* WHAT YOU WILL DO
Transcribe the listing below word for word.
** start of SUPPLIED INFORMATION **
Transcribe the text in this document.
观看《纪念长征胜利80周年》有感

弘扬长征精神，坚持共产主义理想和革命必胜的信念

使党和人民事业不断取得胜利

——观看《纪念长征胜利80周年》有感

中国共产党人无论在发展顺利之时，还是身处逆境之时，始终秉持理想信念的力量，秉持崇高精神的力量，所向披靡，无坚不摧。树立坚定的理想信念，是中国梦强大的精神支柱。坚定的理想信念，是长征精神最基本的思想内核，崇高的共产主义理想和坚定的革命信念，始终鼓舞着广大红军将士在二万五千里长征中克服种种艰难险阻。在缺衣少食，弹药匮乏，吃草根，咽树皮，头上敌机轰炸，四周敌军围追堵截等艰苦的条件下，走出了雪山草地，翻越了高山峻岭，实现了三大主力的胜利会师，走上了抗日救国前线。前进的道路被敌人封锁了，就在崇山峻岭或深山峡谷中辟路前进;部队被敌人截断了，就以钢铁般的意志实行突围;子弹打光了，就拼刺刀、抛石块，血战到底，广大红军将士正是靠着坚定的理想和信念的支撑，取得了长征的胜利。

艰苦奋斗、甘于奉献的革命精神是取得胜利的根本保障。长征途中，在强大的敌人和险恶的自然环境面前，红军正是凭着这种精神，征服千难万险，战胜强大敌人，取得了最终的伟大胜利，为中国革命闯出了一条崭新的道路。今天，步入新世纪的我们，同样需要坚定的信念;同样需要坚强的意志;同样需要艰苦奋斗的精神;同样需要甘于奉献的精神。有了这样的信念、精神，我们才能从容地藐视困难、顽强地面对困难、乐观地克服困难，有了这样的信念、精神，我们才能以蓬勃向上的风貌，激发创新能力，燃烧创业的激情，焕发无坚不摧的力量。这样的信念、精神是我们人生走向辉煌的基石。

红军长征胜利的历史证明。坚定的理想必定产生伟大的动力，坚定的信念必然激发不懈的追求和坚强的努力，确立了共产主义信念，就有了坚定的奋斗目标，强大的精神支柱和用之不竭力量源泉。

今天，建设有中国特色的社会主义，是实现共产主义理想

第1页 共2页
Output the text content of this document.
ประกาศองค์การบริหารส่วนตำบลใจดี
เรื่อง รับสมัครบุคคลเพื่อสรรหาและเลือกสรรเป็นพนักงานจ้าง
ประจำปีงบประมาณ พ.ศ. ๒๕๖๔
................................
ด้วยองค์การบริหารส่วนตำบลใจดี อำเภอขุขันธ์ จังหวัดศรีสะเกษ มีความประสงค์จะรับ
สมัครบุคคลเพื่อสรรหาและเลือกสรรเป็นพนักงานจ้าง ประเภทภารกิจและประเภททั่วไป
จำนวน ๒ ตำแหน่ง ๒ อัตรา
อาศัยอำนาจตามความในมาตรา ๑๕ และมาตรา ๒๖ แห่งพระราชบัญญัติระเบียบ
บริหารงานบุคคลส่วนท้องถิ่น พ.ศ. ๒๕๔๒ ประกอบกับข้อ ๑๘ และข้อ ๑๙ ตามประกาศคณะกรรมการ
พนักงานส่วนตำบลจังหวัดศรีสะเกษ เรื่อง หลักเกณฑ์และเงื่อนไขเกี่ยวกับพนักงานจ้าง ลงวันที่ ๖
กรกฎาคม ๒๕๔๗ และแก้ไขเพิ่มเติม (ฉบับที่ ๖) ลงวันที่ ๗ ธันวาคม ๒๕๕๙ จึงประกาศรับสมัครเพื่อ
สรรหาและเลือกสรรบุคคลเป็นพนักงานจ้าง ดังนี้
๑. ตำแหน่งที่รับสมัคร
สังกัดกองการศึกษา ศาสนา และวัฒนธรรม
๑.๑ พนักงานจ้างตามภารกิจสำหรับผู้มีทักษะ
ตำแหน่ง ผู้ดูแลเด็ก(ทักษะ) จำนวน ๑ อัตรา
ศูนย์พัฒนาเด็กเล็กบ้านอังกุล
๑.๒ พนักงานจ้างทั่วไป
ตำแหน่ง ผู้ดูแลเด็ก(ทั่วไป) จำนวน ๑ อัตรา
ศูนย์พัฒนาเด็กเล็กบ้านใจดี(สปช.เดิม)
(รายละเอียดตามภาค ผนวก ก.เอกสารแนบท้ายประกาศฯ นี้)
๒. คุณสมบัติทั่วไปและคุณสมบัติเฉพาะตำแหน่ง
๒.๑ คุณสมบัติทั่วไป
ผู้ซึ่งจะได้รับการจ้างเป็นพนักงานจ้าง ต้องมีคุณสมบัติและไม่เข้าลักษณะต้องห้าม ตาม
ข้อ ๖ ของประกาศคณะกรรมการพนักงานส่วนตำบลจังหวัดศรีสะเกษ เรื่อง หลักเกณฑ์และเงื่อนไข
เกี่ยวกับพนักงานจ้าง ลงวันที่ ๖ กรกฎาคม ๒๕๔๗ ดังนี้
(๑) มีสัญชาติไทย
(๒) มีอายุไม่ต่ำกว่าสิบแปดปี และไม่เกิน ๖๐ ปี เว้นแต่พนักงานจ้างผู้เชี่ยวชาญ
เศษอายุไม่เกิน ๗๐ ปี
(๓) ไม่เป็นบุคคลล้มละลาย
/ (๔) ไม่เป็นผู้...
** end of SUPPLIED INFORMATION **
* CORRECT RESPONSE
Transcribe the text in this document.
观看《纪念长征胜利80周年》有感

弘扬长征精神，坚持共产主义理想和革命必胜的信念

使党和人民事业不断取得胜利

——观看《纪念长征胜利80周年》有感

中国共产党人无论在发展顺利之时，还是身处逆境之时，始终秉持理想信念的力量，秉持崇高精神的力量，所向披靡，无坚不摧。树立坚定的理想信念，是中国梦强大的精神支柱。坚定的理想信念，是长征精神最基本的思想内核，崇高的共产主义理想和坚定的革命信念，始终鼓舞着广大红军将士在二万五千里长征中克服种种艰难险阻。在缺衣少食，弹药匮乏，吃草根，咽树皮，头上敌机轰炸，四周敌军围追堵截等艰苦的条件下，走出了雪山草地，翻越了高山峻岭，实现了三大主力的胜利会师，走上了抗日救国前线。前进的道路被敌人封锁了，就在崇山峻岭或深山峡谷中辟路前进;部队被敌人截断了，就以钢铁般的意志实行突围;子弹打光了，就拼刺刀、抛石块，血战到底，广大红军将士正是靠着坚定的理想和信念的支撑，取得了长征的胜利。

艰苦奋斗、甘于奉献的革命精神是取得胜利的根本保障。长征途中，在强大的敌人和险恶的自然环境面前，红军正是凭着这种精神，征服千难万险，战胜强大敌人，取得了最终的伟大胜利，为中国革命闯出了一条崭新的道路。今天，步入新世纪的我们，同样需要坚定的信念;同样需要坚强的意志;同样需要艰苦奋斗的精神;同样需要甘于奉献的精神。有了这样的信念、精神，我们才能从容地藐视困难、顽强地面对困难、乐观地克服困难，有了这样的信念、精神，我们才能以蓬勃向上的风貌，激发创新能力，燃烧创业的激情，焕发无坚不摧的力量。这样的信念、精神是我们人生走向辉煌的基石。

红军长征胜利的历史证明。坚定的理想必定产生伟大的动力，坚定的信念必然激发不懈的追求和坚强的努力，确立了共产主义信念，就有了坚定的奋斗目标，强大的精神支柱和用之不竭力量源泉。

今天，建设有中国特色的社会主义，是实现共产主义理想

第1页 共2页
Output the text content of this document.
ประกาศองค์การบริหารส่วนตำบลใจดี
เรื่อง รับสมัครบุคคลเพื่อสรรหาและเลือกสรรเป็นพนักงานจ้าง
ประจำปีงบประมาณ พ.ศ. ๒๕๖๔
................................
ด้วยองค์การบริหารส่วนตำบลใจดี อำเภอขุขันธ์ จังหวัดศรีสะเกษ มีความประสงค์จะรับ
สมัครบุคคลเพื่อสรรหาและเลือกสรรเป็นพนักงานจ้าง ประเภทภารกิจและประเภททั่วไป
จำนวน ๒ ตำแหน่ง ๒ อัตรา
อาศัยอำนาจตามความในมาตรา ๑๕ และมาตรา ๒๖ แห่งพระราชบัญญัติระเบียบ
บริหารงานบุคคลส่วนท้องถิ่น พ.ศ. ๒๕๔๒ ประกอบกับข้อ ๑๘ และข้อ ๑๙ ตามประกาศคณะกรรมการ
พนักงานส่วนตำบลจังหวัดศรีสะเกษ เรื่อง หลักเกณฑ์และเงื่อนไขเกี่ยวกับพนักงานจ้าง ลงวันที่ ๖
กรกฎาคม ๒๕๔๗ และแก้ไขเพิ่มเติม (ฉบับที่ ๖) ลงวันที่ ๗ ธันวาคม ๒๕๕๙ จึงประกาศรับสมัครเพื่อ
สรรหาและเลือกสรรบุคคลเป็นพนักงานจ้าง ดังนี้
๑. ตำแหน่งที่รับสมัคร
สังกัดกองการศึกษา ศาสนา และวัฒนธรรม
๑.๑ พนักงานจ้างตามภารกิจสำหรับผู้มีทักษะ
ตำแหน่ง ผู้ดูแลเด็ก(ทักษะ) จำนวน ๑ อัตรา
ศูนย์พัฒนาเด็กเล็กบ้านอังกุล
๑.๒ พนักงานจ้างทั่วไป
ตำแหน่ง ผู้ดูแลเด็ก(ทั่วไป) จำนวน ๑ อัตรา
ศูนย์พัฒนาเด็กเล็กบ้านใจดี(สปช.เดิม)
(รายละเอียดตามภาค ผนวก ก.เอกสารแนบท้ายประกาศฯ นี้)
๒. คุณสมบัติทั่วไปและคุณสมบัติเฉพาะตำแหน่ง
๒.๑ คุณสมบัติทั่วไป
ผู้ซึ่งจะได้รับการจ้างเป็นพนักงานจ้าง ต้องมีคุณสมบัติและไม่เข้าลักษณะต้องห้าม ตาม
ข้อ ๖ ของประกาศคณะกรรมการพนักงานส่วนตำบลจังหวัดศรีสะเกษ เรื่อง หลักเกณฑ์และเงื่อนไข
เกี่ยวกับพนักงานจ้าง ลงวันที่ ๖ กรกฎาคม ๒๕๔๗ ดังนี้
(๑) มีสัญชาติไทย
(๒) มีอายุไม่ต่ำกว่าสิบแปดปี และไม่เกิน ๖๐ ปี เว้นแต่พนักงานจ้างผู้เชี่ยวชาญ
เศษอายุไม่เกิน ๗๐ ปี
(๓) ไม่เป็นบุคคลล้มละลาย
/ (๔) ไม่เป็นผู้...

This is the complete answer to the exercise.